_TASK_. Extract the complete listing and repeat it word for word.

(A run of records)
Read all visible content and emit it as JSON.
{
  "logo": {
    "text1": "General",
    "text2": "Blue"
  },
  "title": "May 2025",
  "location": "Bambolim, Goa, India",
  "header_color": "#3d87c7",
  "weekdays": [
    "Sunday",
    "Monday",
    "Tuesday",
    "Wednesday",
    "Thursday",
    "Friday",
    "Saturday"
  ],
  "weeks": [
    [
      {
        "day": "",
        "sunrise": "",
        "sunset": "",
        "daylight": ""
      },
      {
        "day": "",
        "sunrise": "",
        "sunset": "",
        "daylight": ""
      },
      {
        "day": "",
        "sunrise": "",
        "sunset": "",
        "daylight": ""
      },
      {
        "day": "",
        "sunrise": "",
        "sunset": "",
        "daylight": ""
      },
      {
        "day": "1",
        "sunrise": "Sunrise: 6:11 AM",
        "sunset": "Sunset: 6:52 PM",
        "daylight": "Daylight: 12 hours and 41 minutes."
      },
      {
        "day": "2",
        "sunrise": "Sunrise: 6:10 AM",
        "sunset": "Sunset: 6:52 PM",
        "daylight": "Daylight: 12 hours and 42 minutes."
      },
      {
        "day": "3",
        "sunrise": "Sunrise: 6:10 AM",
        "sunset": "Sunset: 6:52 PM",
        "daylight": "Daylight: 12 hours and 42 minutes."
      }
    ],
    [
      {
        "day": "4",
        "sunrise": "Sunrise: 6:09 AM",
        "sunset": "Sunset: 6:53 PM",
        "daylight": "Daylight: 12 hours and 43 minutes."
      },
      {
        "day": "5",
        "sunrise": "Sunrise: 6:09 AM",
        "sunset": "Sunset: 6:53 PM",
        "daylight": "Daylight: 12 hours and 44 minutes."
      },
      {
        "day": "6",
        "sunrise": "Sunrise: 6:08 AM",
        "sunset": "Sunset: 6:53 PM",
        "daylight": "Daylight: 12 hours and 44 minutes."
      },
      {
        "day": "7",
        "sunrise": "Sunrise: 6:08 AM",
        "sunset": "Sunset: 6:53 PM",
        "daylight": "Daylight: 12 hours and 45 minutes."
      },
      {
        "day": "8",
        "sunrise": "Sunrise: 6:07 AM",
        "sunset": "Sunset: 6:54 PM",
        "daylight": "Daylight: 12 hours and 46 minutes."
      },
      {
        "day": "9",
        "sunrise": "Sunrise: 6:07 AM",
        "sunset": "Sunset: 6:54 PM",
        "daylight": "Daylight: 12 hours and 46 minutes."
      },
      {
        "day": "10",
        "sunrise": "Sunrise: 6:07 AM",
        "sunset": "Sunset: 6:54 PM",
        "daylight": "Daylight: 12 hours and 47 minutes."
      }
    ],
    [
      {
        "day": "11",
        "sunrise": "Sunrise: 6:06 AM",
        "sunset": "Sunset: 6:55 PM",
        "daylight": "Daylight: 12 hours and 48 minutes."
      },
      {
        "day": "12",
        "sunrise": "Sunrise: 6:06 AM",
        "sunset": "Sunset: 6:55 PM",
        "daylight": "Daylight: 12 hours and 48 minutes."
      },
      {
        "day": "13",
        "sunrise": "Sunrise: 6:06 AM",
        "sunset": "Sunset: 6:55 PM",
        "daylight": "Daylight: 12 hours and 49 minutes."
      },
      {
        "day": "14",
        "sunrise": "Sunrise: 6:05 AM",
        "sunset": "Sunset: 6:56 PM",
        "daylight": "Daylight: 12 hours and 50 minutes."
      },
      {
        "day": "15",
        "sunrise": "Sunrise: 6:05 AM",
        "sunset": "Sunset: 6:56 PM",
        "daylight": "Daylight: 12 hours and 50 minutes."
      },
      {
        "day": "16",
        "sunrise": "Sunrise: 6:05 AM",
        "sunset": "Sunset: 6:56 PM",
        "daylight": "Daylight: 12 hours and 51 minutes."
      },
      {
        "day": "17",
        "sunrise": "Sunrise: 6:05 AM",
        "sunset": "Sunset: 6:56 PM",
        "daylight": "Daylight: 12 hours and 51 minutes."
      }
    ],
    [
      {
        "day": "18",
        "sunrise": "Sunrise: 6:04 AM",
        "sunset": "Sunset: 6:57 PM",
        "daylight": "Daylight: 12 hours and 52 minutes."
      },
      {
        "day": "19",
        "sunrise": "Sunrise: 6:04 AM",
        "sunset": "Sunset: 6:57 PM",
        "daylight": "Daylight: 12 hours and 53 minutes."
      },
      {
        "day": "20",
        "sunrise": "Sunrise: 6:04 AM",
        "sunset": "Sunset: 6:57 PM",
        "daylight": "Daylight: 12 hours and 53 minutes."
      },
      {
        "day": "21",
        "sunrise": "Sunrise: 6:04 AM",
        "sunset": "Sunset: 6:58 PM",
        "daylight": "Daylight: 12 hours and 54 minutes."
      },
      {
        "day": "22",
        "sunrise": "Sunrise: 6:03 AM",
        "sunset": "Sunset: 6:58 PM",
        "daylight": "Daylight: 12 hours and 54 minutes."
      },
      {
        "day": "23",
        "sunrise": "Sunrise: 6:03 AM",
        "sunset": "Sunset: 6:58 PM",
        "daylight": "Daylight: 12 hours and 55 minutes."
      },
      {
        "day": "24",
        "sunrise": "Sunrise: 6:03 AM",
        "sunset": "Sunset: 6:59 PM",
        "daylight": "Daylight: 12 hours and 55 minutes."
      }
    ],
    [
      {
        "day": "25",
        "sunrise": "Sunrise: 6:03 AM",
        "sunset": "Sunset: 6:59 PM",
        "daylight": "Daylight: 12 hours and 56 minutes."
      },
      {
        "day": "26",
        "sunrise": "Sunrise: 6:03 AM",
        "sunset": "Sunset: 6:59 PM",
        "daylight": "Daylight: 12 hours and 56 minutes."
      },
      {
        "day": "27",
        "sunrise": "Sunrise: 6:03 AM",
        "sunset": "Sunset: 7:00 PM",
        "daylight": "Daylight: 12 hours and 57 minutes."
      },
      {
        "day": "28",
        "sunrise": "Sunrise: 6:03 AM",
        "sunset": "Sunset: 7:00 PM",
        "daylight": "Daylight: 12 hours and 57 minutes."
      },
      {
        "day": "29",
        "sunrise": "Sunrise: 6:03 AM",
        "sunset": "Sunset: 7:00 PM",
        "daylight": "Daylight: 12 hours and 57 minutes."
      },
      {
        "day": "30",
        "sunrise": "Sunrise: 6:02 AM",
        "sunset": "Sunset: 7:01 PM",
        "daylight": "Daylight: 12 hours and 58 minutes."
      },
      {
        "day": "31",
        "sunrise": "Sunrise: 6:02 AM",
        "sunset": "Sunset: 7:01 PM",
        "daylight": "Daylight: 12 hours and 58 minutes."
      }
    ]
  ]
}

_FULL RESPONSE_.
Read all visible content and emit it as JSON.
{
  "logo": {
    "text1": "General",
    "text2": "Blue"
  },
  "title": "May 2025",
  "location": "Bambolim, Goa, India",
  "header_color": "#3d87c7",
  "weekdays": [
    "Sunday",
    "Monday",
    "Tuesday",
    "Wednesday",
    "Thursday",
    "Friday",
    "Saturday"
  ],
  "weeks": [
    [
      {
        "day": "",
        "sunrise": "",
        "sunset": "",
        "daylight": ""
      },
      {
        "day": "",
        "sunrise": "",
        "sunset": "",
        "daylight": ""
      },
      {
        "day": "",
        "sunrise": "",
        "sunset": "",
        "daylight": ""
      },
      {
        "day": "",
        "sunrise": "",
        "sunset": "",
        "daylight": ""
      },
      {
        "day": "1",
        "sunrise": "Sunrise: 6:11 AM",
        "sunset": "Sunset: 6:52 PM",
        "daylight": "Daylight: 12 hours and 41 minutes."
      },
      {
        "day": "2",
        "sunrise": "Sunrise: 6:10 AM",
        "sunset": "Sunset: 6:52 PM",
        "daylight": "Daylight: 12 hours and 42 minutes."
      },
      {
        "day": "3",
        "sunrise": "Sunrise: 6:10 AM",
        "sunset": "Sunset: 6:52 PM",
        "daylight": "Daylight: 12 hours and 42 minutes."
      }
    ],
    [
      {
        "day": "4",
        "sunrise": "Sunrise: 6:09 AM",
        "sunset": "Sunset: 6:53 PM",
        "daylight": "Daylight: 12 hours and 43 minutes."
      },
      {
        "day": "5",
        "sunrise": "Sunrise: 6:09 AM",
        "sunset": "Sunset: 6:53 PM",
        "daylight": "Daylight: 12 hours and 44 minutes."
      },
      {
        "day": "6",
        "sunrise": "Sunrise: 6:08 AM",
        "sunset": "Sunset: 6:53 PM",
        "daylight": "Daylight: 12 hours and 44 minutes."
      },
      {
        "day": "7",
        "sunrise": "Sunrise: 6:08 AM",
        "sunset": "Sunset: 6:53 PM",
        "daylight": "Daylight: 12 hours and 45 minutes."
      },
      {
        "day": "8",
        "sunrise": "Sunrise: 6:07 AM",
        "sunset": "Sunset: 6:54 PM",
        "daylight": "Daylight: 12 hours and 46 minutes."
      },
      {
        "day": "9",
        "sunrise": "Sunrise: 6:07 AM",
        "sunset": "Sunset: 6:54 PM",
        "daylight": "Daylight: 12 hours and 46 minutes."
      },
      {
        "day": "10",
        "sunrise": "Sunrise: 6:07 AM",
        "sunset": "Sunset: 6:54 PM",
        "daylight": "Daylight: 12 hours and 47 minutes."
      }
    ],
    [
      {
        "day": "11",
        "sunrise": "Sunrise: 6:06 AM",
        "sunset": "Sunset: 6:55 PM",
        "daylight": "Daylight: 12 hours and 48 minutes."
      },
      {
        "day": "12",
        "sunrise": "Sunrise: 6:06 AM",
        "sunset": "Sunset: 6:55 PM",
        "daylight": "Daylight: 12 hours and 48 minutes."
      },
      {
        "day": "13",
        "sunrise": "Sunrise: 6:06 AM",
        "sunset": "Sunset: 6:55 PM",
        "daylight": "Daylight: 12 hours and 49 minutes."
      },
      {
        "day": "14",
        "sunrise": "Sunrise: 6:05 AM",
        "sunset": "Sunset: 6:56 PM",
        "daylight": "Daylight: 12 hours and 50 minutes."
      },
      {
        "day": "15",
        "sunrise": "Sunrise: 6:05 AM",
        "sunset": "Sunset: 6:56 PM",
        "daylight": "Daylight: 12 hours and 50 minutes."
      },
      {
        "day": "16",
        "sunrise": "Sunrise: 6:05 AM",
        "sunset": "Sunset: 6:56 PM",
        "daylight": "Daylight: 12 hours and 51 minutes."
      },
      {
        "day": "17",
        "sunrise": "Sunrise: 6:05 AM",
        "sunset": "Sunset: 6:56 PM",
        "daylight": "Daylight: 12 hours and 51 minutes."
      }
    ],
    [
      {
        "day": "18",
        "sunrise": "Sunrise: 6:04 AM",
        "sunset": "Sunset: 6:57 PM",
        "daylight": "Daylight: 12 hours and 52 minutes."
      },
      {
        "day": "19",
        "sunrise": "Sunrise: 6:04 AM",
        "sunset": "Sunset: 6:57 PM",
        "daylight": "Daylight: 12 hours and 53 minutes."
      },
      {
        "day": "20",
        "sunrise": "Sunrise: 6:04 AM",
        "sunset": "Sunset: 6:57 PM",
        "daylight": "Daylight: 12 hours and 53 minutes."
      },
      {
        "day": "21",
        "sunrise": "Sunrise: 6:04 AM",
        "sunset": "Sunset: 6:58 PM",
        "daylight": "Daylight: 12 hours and 54 minutes."
      },
      {
        "day": "22",
        "sunrise": "Sunrise: 6:03 AM",
        "sunset": "Sunset: 6:58 PM",
        "daylight": "Daylight: 12 hours and 54 minutes."
      },
      {
        "day": "23",
        "sunrise": "Sunrise: 6:03 AM",
        "sunset": "Sunset: 6:58 PM",
        "daylight": "Daylight: 12 hours and 55 minutes."
      },
      {
        "day": "24",
        "sunrise": "Sunrise: 6:03 AM",
        "sunset": "Sunset: 6:59 PM",
        "daylight": "Daylight: 12 hours and 55 minutes."
      }
    ],
    [
      {
        "day": "25",
        "sunrise": "Sunrise: 6:03 AM",
        "sunset": "Sunset: 6:59 PM",
        "daylight": "Daylight: 12 hours and 56 minutes."
      },
      {
        "day": "26",
        "sunrise": "Sunrise: 6:03 AM",
        "sunset": "Sunset: 6:59 PM",
        "daylight": "Daylight: 12 hours and 56 minutes."
      },
      {
        "day": "27",
        "sunrise": "Sunrise: 6:03 AM",
        "sunset": "Sunset: 7:00 PM",
        "daylight": "Daylight: 12 hours and 57 minutes."
      },
      {
        "day": "28",
        "sunrise": "Sunrise: 6:03 AM",
        "sunset": "Sunset: 7:00 PM",
        "daylight": "Daylight: 12 hours and 57 minutes."
      },
      {
        "day": "29",
        "sunrise": "Sunrise: 6:03 AM",
        "sunset": "Sunset: 7:00 PM",
        "daylight": "Daylight: 12 hours and 57 minutes."
      },
      {
        "day": "30",
        "sunrise": "Sunrise: 6:02 AM",
        "sunset": "Sunset: 7:01 PM",
        "daylight": "Daylight: 12 hours and 58 minutes."
      },
      {
        "day": "31",
        "sunrise": "Sunrise: 6:02 AM",
        "sunset": "Sunset: 7:01 PM",
        "daylight": "Daylight: 12 hours and 58 minutes."
      }
    ]
  ]
}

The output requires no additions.